(Records drawn from a dataset)

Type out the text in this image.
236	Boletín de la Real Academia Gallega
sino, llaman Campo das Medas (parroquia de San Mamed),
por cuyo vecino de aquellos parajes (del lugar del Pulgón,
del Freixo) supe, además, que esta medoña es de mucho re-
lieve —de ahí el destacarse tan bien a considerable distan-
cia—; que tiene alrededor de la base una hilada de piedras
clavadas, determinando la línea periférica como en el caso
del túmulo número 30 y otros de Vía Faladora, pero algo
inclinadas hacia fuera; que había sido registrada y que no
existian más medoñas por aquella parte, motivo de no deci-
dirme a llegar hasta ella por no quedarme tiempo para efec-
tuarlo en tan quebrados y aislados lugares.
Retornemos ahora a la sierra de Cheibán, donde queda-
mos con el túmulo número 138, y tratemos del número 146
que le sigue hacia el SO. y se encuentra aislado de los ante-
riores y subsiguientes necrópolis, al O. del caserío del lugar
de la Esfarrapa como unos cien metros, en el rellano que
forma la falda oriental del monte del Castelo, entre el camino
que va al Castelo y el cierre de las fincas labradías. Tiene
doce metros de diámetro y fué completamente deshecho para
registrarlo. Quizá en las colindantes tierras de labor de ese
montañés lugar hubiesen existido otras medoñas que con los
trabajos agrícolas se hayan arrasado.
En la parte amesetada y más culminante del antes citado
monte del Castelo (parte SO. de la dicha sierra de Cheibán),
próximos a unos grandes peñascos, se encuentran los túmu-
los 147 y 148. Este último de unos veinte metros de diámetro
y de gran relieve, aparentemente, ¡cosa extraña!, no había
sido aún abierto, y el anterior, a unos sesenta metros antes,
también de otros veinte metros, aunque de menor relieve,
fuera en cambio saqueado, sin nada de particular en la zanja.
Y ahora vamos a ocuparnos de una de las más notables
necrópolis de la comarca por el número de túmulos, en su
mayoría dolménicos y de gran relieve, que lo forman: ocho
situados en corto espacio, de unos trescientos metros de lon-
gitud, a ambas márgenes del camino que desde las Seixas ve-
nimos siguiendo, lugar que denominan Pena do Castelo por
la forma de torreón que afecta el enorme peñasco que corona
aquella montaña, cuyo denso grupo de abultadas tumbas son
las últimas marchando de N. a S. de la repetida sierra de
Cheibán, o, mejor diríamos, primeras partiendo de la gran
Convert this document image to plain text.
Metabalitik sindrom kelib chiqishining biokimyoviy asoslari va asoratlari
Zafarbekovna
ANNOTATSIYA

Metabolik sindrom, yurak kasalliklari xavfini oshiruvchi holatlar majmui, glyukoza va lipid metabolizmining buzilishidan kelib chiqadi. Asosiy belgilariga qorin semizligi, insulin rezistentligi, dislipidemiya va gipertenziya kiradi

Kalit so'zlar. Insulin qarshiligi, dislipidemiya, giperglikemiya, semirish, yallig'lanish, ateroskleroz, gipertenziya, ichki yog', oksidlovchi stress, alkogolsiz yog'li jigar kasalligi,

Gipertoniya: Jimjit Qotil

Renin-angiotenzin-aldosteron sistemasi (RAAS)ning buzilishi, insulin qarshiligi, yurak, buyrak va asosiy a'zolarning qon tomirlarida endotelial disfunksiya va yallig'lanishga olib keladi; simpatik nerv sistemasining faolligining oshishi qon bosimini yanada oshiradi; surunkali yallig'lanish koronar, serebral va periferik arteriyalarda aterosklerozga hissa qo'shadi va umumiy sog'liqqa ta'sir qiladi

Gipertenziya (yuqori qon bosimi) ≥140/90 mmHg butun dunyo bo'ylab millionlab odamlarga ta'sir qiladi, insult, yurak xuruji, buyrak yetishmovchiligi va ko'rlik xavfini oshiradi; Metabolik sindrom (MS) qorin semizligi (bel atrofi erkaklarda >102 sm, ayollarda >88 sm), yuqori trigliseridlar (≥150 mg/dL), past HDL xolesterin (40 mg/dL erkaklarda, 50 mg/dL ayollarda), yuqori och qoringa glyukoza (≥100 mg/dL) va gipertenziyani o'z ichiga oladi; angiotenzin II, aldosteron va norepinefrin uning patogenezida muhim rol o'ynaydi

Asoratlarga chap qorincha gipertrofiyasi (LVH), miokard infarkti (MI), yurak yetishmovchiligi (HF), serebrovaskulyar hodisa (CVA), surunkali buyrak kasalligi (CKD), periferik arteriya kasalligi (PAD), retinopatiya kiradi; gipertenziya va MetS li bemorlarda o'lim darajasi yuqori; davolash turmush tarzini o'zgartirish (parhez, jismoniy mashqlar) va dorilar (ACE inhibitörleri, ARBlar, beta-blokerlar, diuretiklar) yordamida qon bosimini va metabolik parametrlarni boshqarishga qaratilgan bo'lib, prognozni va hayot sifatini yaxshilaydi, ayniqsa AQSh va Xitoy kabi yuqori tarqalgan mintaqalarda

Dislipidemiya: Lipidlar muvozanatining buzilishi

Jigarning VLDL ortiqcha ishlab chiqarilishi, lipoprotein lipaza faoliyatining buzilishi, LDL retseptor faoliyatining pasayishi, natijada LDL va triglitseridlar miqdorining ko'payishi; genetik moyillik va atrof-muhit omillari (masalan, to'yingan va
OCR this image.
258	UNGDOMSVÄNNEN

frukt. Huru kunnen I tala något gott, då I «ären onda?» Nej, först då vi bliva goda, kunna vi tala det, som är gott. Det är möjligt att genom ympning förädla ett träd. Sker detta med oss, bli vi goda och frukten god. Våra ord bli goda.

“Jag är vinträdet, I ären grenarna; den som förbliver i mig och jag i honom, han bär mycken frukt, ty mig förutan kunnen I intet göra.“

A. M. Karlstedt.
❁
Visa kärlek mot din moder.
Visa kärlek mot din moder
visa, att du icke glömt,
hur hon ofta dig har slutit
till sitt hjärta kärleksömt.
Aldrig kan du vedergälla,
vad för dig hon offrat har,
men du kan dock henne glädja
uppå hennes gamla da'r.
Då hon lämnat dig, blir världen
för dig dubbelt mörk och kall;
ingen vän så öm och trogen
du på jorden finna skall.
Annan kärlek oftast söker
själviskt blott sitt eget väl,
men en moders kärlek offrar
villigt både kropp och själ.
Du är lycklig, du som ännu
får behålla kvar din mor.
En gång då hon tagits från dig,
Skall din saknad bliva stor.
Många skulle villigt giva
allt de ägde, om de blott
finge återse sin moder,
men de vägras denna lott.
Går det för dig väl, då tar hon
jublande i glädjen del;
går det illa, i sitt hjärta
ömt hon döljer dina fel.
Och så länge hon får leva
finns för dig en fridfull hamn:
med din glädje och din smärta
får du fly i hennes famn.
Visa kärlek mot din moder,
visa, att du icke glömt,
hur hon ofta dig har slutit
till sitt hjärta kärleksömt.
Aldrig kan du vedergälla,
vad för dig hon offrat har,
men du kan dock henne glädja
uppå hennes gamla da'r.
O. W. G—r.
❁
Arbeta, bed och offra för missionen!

#### YOUR ASSIGNMENT
Your task is to restate all of the records above word for word.

#### RESPONSE TO THIS EXERCISE
Type out the text in this image.
236	Boletín de la Real Academia Gallega
sino, llaman Campo das Medas (parroquia de San Mamed),
por cuyo vecino de aquellos parajes (del lugar del Pulgón,
del Freixo) supe, además, que esta medoña es de mucho re-
lieve —de ahí el destacarse tan bien a considerable distan-
cia—; que tiene alrededor de la base una hilada de piedras
clavadas, determinando la línea periférica como en el caso
del túmulo número 30 y otros de Vía Faladora, pero algo
inclinadas hacia fuera; que había sido registrada y que no
existian más medoñas por aquella parte, motivo de no deci-
dirme a llegar hasta ella por no quedarme tiempo para efec-
tuarlo en tan quebrados y aislados lugares.
Retornemos ahora a la sierra de Cheibán, donde queda-
mos con el túmulo número 138, y tratemos del número 146
que le sigue hacia el SO. y se encuentra aislado de los ante-
riores y subsiguientes necrópolis, al O. del caserío del lugar
de la Esfarrapa como unos cien metros, en el rellano que
forma la falda oriental del monte del Castelo, entre el camino
que va al Castelo y el cierre de las fincas labradías. Tiene
doce metros de diámetro y fué completamente deshecho para
registrarlo. Quizá en las colindantes tierras de labor de ese
montañés lugar hubiesen existido otras medoñas que con los
trabajos agrícolas se hayan arrasado.
En la parte amesetada y más culminante del antes citado
monte del Castelo (parte SO. de la dicha sierra de Cheibán),
próximos a unos grandes peñascos, se encuentran los túmu-
los 147 y 148. Este último de unos veinte metros de diámetro
y de gran relieve, aparentemente, ¡cosa extraña!, no había
sido aún abierto, y el anterior, a unos sesenta metros antes,
también de otros veinte metros, aunque de menor relieve,
fuera en cambio saqueado, sin nada de particular en la zanja.
Y ahora vamos a ocuparnos de una de las más notables
necrópolis de la comarca por el número de túmulos, en su
mayoría dolménicos y de gran relieve, que lo forman: ocho
situados en corto espacio, de unos trescientos metros de lon-
gitud, a ambas márgenes del camino que desde las Seixas ve-
nimos siguiendo, lugar que denominan Pena do Castelo por
la forma de torreón que afecta el enorme peñasco que corona
aquella montaña, cuyo denso grupo de abultadas tumbas son
las últimas marchando de N. a S. de la repetida sierra de
Cheibán, o, mejor diríamos, primeras partiendo de la gran
Convert this document image to plain text.
Metabalitik sindrom kelib chiqishining biokimyoviy asoslari va asoratlari
Zafarbekovna
ANNOTATSIYA

Metabolik sindrom, yurak kasalliklari xavfini oshiruvchi holatlar majmui, glyukoza va lipid metabolizmining buzilishidan kelib chiqadi. Asosiy belgilariga qorin semizligi, insulin rezistentligi, dislipidemiya va gipertenziya kiradi

Kalit so'zlar. Insulin qarshiligi, dislipidemiya, giperglikemiya, semirish, yallig'lanish, ateroskleroz, gipertenziya, ichki yog', oksidlovchi stress, alkogolsiz yog'li jigar kasalligi,

Gipertoniya: Jimjit Qotil

Renin-angiotenzin-aldosteron sistemasi (RAAS)ning buzilishi, insulin qarshiligi, yurak, buyrak va asosiy a'zolarning qon tomirlarida endotelial disfunksiya va yallig'lanishga olib keladi; simpatik nerv sistemasining faolligining oshishi qon bosimini yanada oshiradi; surunkali yallig'lanish koronar, serebral va periferik arteriyalarda aterosklerozga hissa qo'shadi va umumiy sog'liqqa ta'sir qiladi

Gipertenziya (yuqori qon bosimi) ≥140/90 mmHg butun dunyo bo'ylab millionlab odamlarga ta'sir qiladi, insult, yurak xuruji, buyrak yetishmovchiligi va ko'rlik xavfini oshiradi; Metabolik sindrom (MS) qorin semizligi (bel atrofi erkaklarda >102 sm, ayollarda >88 sm), yuqori trigliseridlar (≥150 mg/dL), past HDL xolesterin (40 mg/dL erkaklarda, 50 mg/dL ayollarda), yuqori och qoringa glyukoza (≥100 mg/dL) va gipertenziyani o'z ichiga oladi; angiotenzin II, aldosteron va norepinefrin uning patogenezida muhim rol o'ynaydi

Asoratlarga chap qorincha gipertrofiyasi (LVH), miokard infarkti (MI), yurak yetishmovchiligi (HF), serebrovaskulyar hodisa (CVA), surunkali buyrak kasalligi (CKD), periferik arteriya kasalligi (PAD), retinopatiya kiradi; gipertenziya va MetS li bemorlarda o'lim darajasi yuqori; davolash turmush tarzini o'zgartirish (parhez, jismoniy mashqlar) va dorilar (ACE inhibitörleri, ARBlar, beta-blokerlar, diuretiklar) yordamida qon bosimini va metabolik parametrlarni boshqarishga qaratilgan bo'lib, prognozni va hayot sifatini yaxshilaydi, ayniqsa AQSh va Xitoy kabi yuqori tarqalgan mintaqalarda

Dislipidemiya: Lipidlar muvozanatining buzilishi

Jigarning VLDL ortiqcha ishlab chiqarilishi, lipoprotein lipaza faoliyatining buzilishi, LDL retseptor faoliyatining pasayishi, natijada LDL va triglitseridlar miqdorining ko'payishi; genetik moyillik va atrof-muhit omillari (masalan, to'yingan va
OCR this image.
258	UNGDOMSVÄNNEN

frukt. Huru kunnen I tala något gott, då I «ären onda?» Nej, först då vi bliva goda, kunna vi tala det, som är gott. Det är möjligt att genom ympning förädla ett träd. Sker detta med oss, bli vi goda och frukten god. Våra ord bli goda.

“Jag är vinträdet, I ären grenarna; den som förbliver i mig och jag i honom, han bär mycken frukt, ty mig förutan kunnen I intet göra.“

A. M. Karlstedt.
❁
Visa kärlek mot din moder.
Visa kärlek mot din moder
visa, att du icke glömt,
hur hon ofta dig har slutit
till sitt hjärta kärleksömt.
Aldrig kan du vedergälla,
vad för dig hon offrat har,
men du kan dock henne glädja
uppå hennes gamla da'r.
Då hon lämnat dig, blir världen
för dig dubbelt mörk och kall;
ingen vän så öm och trogen
du på jorden finna skall.
Annan kärlek oftast söker
själviskt blott sitt eget väl,
men en moders kärlek offrar
villigt både kropp och själ.
Du är lycklig, du som ännu
får behålla kvar din mor.
En gång då hon tagits från dig,
Skall din saknad bliva stor.
Många skulle villigt giva
allt de ägde, om de blott
finge återse sin moder,
men de vägras denna lott.
Går det för dig väl, då tar hon
jublande i glädjen del;
går det illa, i sitt hjärta
ömt hon döljer dina fel.
Och så länge hon får leva
finns för dig en fridfull hamn:
med din glädje och din smärta
får du fly i hennes famn.
Visa kärlek mot din moder,
visa, att du icke glömt,
hur hon ofta dig har slutit
till sitt hjärta kärleksömt.
Aldrig kan du vedergälla,
vad för dig hon offrat har,
men du kan dock henne glädja
uppå hennes gamla da'r.
O. W. G—r.
❁
Arbeta, bed och offra för missionen!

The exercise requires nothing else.